Prompt:
Output the records that follow, keeping every line exactly as it is.

[Transcription dataset entries]

------------------------------------------------

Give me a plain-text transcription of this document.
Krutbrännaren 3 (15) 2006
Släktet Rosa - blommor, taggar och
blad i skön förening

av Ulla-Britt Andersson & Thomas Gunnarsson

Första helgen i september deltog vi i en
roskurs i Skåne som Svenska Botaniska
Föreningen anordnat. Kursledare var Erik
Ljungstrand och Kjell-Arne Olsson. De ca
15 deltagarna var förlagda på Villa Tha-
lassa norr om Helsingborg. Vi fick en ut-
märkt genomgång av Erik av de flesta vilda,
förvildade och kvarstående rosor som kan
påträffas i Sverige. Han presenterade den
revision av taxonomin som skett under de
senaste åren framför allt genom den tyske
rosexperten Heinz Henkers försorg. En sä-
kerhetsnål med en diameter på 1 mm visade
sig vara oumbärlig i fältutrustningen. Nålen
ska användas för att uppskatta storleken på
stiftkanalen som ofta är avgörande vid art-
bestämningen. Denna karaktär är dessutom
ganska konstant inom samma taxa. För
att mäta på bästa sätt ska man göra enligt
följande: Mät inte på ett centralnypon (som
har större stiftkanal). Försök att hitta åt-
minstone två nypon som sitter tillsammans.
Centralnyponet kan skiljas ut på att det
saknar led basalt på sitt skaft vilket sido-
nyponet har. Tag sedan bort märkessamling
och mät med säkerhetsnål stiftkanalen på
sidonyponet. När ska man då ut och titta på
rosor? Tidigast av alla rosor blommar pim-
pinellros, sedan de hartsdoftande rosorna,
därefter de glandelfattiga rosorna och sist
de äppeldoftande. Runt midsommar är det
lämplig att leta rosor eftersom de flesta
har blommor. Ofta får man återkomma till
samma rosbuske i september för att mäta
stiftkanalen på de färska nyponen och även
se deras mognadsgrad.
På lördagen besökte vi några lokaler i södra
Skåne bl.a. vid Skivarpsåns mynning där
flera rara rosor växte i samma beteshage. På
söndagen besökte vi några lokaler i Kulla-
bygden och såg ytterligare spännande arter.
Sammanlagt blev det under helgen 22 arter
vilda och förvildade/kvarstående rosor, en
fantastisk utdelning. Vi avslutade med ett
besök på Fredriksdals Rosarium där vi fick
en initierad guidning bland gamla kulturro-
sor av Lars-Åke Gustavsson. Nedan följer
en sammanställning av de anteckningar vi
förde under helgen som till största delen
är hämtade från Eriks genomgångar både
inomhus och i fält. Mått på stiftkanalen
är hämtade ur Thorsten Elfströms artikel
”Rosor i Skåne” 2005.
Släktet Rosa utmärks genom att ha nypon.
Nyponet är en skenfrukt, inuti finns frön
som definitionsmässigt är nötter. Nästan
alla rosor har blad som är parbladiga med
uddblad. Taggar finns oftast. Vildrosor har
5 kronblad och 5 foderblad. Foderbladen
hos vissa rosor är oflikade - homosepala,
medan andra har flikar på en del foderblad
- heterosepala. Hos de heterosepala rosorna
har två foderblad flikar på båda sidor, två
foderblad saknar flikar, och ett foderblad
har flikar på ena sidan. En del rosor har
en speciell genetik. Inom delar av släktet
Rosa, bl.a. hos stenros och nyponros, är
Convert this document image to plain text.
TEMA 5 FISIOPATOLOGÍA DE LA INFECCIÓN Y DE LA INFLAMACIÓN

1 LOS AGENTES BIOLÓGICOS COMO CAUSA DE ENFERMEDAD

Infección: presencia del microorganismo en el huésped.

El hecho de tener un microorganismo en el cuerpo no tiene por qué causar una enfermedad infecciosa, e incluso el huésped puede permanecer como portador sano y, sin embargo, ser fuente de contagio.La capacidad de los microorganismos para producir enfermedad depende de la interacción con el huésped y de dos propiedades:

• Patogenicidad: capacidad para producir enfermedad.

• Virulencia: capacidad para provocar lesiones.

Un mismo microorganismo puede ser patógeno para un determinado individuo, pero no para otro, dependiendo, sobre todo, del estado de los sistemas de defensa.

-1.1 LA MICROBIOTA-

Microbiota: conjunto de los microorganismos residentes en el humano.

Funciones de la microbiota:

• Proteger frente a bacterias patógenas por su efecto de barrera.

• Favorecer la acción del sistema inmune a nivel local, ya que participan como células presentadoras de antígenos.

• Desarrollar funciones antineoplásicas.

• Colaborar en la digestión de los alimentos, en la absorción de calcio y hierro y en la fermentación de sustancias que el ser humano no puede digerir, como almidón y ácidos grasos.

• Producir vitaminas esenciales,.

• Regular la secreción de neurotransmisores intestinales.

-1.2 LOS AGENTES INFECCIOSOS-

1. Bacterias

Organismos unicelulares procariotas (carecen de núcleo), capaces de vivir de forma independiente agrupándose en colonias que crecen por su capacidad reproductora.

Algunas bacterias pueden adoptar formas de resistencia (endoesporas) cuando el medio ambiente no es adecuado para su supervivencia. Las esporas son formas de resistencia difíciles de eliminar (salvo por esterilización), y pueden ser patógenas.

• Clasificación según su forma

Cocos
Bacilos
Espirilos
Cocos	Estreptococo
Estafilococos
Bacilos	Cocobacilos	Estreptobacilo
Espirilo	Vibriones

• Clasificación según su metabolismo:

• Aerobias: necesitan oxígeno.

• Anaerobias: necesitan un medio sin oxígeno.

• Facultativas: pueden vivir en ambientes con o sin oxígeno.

------------------------------------------------

Solution for this problem:
Give me a plain-text transcription of this document.
Krutbrännaren 3 (15) 2006
Släktet Rosa - blommor, taggar och
blad i skön förening

av Ulla-Britt Andersson & Thomas Gunnarsson

Första helgen i september deltog vi i en
roskurs i Skåne som Svenska Botaniska
Föreningen anordnat. Kursledare var Erik
Ljungstrand och Kjell-Arne Olsson. De ca
15 deltagarna var förlagda på Villa Tha-
lassa norr om Helsingborg. Vi fick en ut-
märkt genomgång av Erik av de flesta vilda,
förvildade och kvarstående rosor som kan
påträffas i Sverige. Han presenterade den
revision av taxonomin som skett under de
senaste åren framför allt genom den tyske
rosexperten Heinz Henkers försorg. En sä-
kerhetsnål med en diameter på 1 mm visade
sig vara oumbärlig i fältutrustningen. Nålen
ska användas för att uppskatta storleken på
stiftkanalen som ofta är avgörande vid art-
bestämningen. Denna karaktär är dessutom
ganska konstant inom samma taxa. För
att mäta på bästa sätt ska man göra enligt
följande: Mät inte på ett centralnypon (som
har större stiftkanal). Försök att hitta åt-
minstone två nypon som sitter tillsammans.
Centralnyponet kan skiljas ut på att det
saknar led basalt på sitt skaft vilket sido-
nyponet har. Tag sedan bort märkessamling
och mät med säkerhetsnål stiftkanalen på
sidonyponet. När ska man då ut och titta på
rosor? Tidigast av alla rosor blommar pim-
pinellros, sedan de hartsdoftande rosorna,
därefter de glandelfattiga rosorna och sist
de äppeldoftande. Runt midsommar är det
lämplig att leta rosor eftersom de flesta
har blommor. Ofta får man återkomma till
samma rosbuske i september för att mäta
stiftkanalen på de färska nyponen och även
se deras mognadsgrad.
På lördagen besökte vi några lokaler i södra
Skåne bl.a. vid Skivarpsåns mynning där
flera rara rosor växte i samma beteshage. På
söndagen besökte vi några lokaler i Kulla-
bygden och såg ytterligare spännande arter.
Sammanlagt blev det under helgen 22 arter
vilda och förvildade/kvarstående rosor, en
fantastisk utdelning. Vi avslutade med ett
besök på Fredriksdals Rosarium där vi fick
en initierad guidning bland gamla kulturro-
sor av Lars-Åke Gustavsson. Nedan följer
en sammanställning av de anteckningar vi
förde under helgen som till största delen
är hämtade från Eriks genomgångar både
inomhus och i fält. Mått på stiftkanalen
är hämtade ur Thorsten Elfströms artikel
”Rosor i Skåne” 2005.
Släktet Rosa utmärks genom att ha nypon.
Nyponet är en skenfrukt, inuti finns frön
som definitionsmässigt är nötter. Nästan
alla rosor har blad som är parbladiga med
uddblad. Taggar finns oftast. Vildrosor har
5 kronblad och 5 foderblad. Foderbladen
hos vissa rosor är oflikade - homosepala,
medan andra har flikar på en del foderblad
- heterosepala. Hos de heterosepala rosorna
har två foderblad flikar på båda sidor, två
foderblad saknar flikar, och ett foderblad
har flikar på ena sidan. En del rosor har
en speciell genetik. Inom delar av släktet
Rosa, bl.a. hos stenros och nyponros, är
Convert this document image to plain text.
TEMA 5 FISIOPATOLOGÍA DE LA INFECCIÓN Y DE LA INFLAMACIÓN

1 LOS AGENTES BIOLÓGICOS COMO CAUSA DE ENFERMEDAD

Infección: presencia del microorganismo en el huésped.

El hecho de tener un microorganismo en el cuerpo no tiene por qué causar una enfermedad infecciosa, e incluso el huésped puede permanecer como portador sano y, sin embargo, ser fuente de contagio.La capacidad de los microorganismos para producir enfermedad depende de la interacción con el huésped y de dos propiedades:

• Patogenicidad: capacidad para producir enfermedad.

• Virulencia: capacidad para provocar lesiones.

Un mismo microorganismo puede ser patógeno para un determinado individuo, pero no para otro, dependiendo, sobre todo, del estado de los sistemas de defensa.

-1.1 LA MICROBIOTA-

Microbiota: conjunto de los microorganismos residentes en el humano.

Funciones de la microbiota:

• Proteger frente a bacterias patógenas por su efecto de barrera.

• Favorecer la acción del sistema inmune a nivel local, ya que participan como células presentadoras de antígenos.

• Desarrollar funciones antineoplásicas.

• Colaborar en la digestión de los alimentos, en la absorción de calcio y hierro y en la fermentación de sustancias que el ser humano no puede digerir, como almidón y ácidos grasos.

• Producir vitaminas esenciales,.

• Regular la secreción de neurotransmisores intestinales.

-1.2 LOS AGENTES INFECCIOSOS-

1. Bacterias

Organismos unicelulares procariotas (carecen de núcleo), capaces de vivir de forma independiente agrupándose en colonias que crecen por su capacidad reproductora.

Algunas bacterias pueden adoptar formas de resistencia (endoesporas) cuando el medio ambiente no es adecuado para su supervivencia. Las esporas son formas de resistencia difíciles de eliminar (salvo por esterilización), y pueden ser patógenas.

• Clasificación según su forma

Cocos
Bacilos
Espirilos
Cocos	Estreptococo
Estafilococos
Bacilos	Cocobacilos	Estreptobacilo
Espirilo	Vibriones

• Clasificación según su metabolismo:

• Aerobias: necesitan oxígeno.

• Anaerobias: necesitan un medio sin oxígeno.

• Facultativas: pueden vivir en ambientes con o sin oxígeno.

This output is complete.